Give back every line exactly as it appears, pictures excluded.

-- Data excerpts start --

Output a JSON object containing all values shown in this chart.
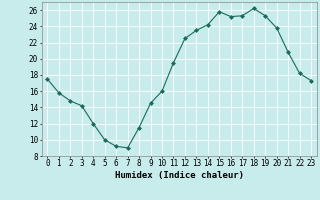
{
  "x": [
    0,
    1,
    2,
    3,
    4,
    5,
    6,
    7,
    8,
    9,
    10,
    11,
    12,
    13,
    14,
    15,
    16,
    17,
    18,
    19,
    20,
    21,
    22,
    23
  ],
  "y": [
    17.5,
    15.8,
    14.8,
    14.2,
    12.0,
    10.0,
    9.2,
    9.0,
    11.5,
    14.5,
    16.0,
    19.5,
    22.5,
    23.5,
    24.2,
    25.8,
    25.2,
    25.3,
    26.2,
    25.3,
    23.8,
    20.8,
    18.2,
    17.3
  ],
  "xlabel": "Humidex (Indice chaleur)",
  "xlim": [
    -0.5,
    23.5
  ],
  "ylim": [
    8,
    27
  ],
  "yticks": [
    8,
    10,
    12,
    14,
    16,
    18,
    20,
    22,
    24,
    26
  ],
  "xticks": [
    0,
    1,
    2,
    3,
    4,
    5,
    6,
    7,
    8,
    9,
    10,
    11,
    12,
    13,
    14,
    15,
    16,
    17,
    18,
    19,
    20,
    21,
    22,
    23
  ],
  "line_color": "#1a6b5a",
  "marker": "D",
  "marker_size": 2,
  "bg_color": "#c8ecec",
  "grid_color": "#ffffff",
  "label_fontsize": 6.5,
  "tick_fontsize": 5.5
}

-- Data excerpts end --

**Correct result**.
Output a JSON object containing all values shown in this chart.
{
  "x": [
    0,
    1,
    2,
    3,
    4,
    5,
    6,
    7,
    8,
    9,
    10,
    11,
    12,
    13,
    14,
    15,
    16,
    17,
    18,
    19,
    20,
    21,
    22,
    23
  ],
  "y": [
    17.5,
    15.8,
    14.8,
    14.2,
    12.0,
    10.0,
    9.2,
    9.0,
    11.5,
    14.5,
    16.0,
    19.5,
    22.5,
    23.5,
    24.2,
    25.8,
    25.2,
    25.3,
    26.2,
    25.3,
    23.8,
    20.8,
    18.2,
    17.3
  ],
  "xlabel": "Humidex (Indice chaleur)",
  "xlim": [
    -0.5,
    23.5
  ],
  "ylim": [
    8,
    27
  ],
  "yticks": [
    8,
    10,
    12,
    14,
    16,
    18,
    20,
    22,
    24,
    26
  ],
  "xticks": [
    0,
    1,
    2,
    3,
    4,
    5,
    6,
    7,
    8,
    9,
    10,
    11,
    12,
    13,
    14,
    15,
    16,
    17,
    18,
    19,
    20,
    21,
    22,
    23
  ],
  "line_color": "#1a6b5a",
  "marker": "D",
  "marker_size": 2,
  "bg_color": "#c8ecec",
  "grid_color": "#ffffff",
  "label_fontsize": 6.5,
  "tick_fontsize": 5.5
}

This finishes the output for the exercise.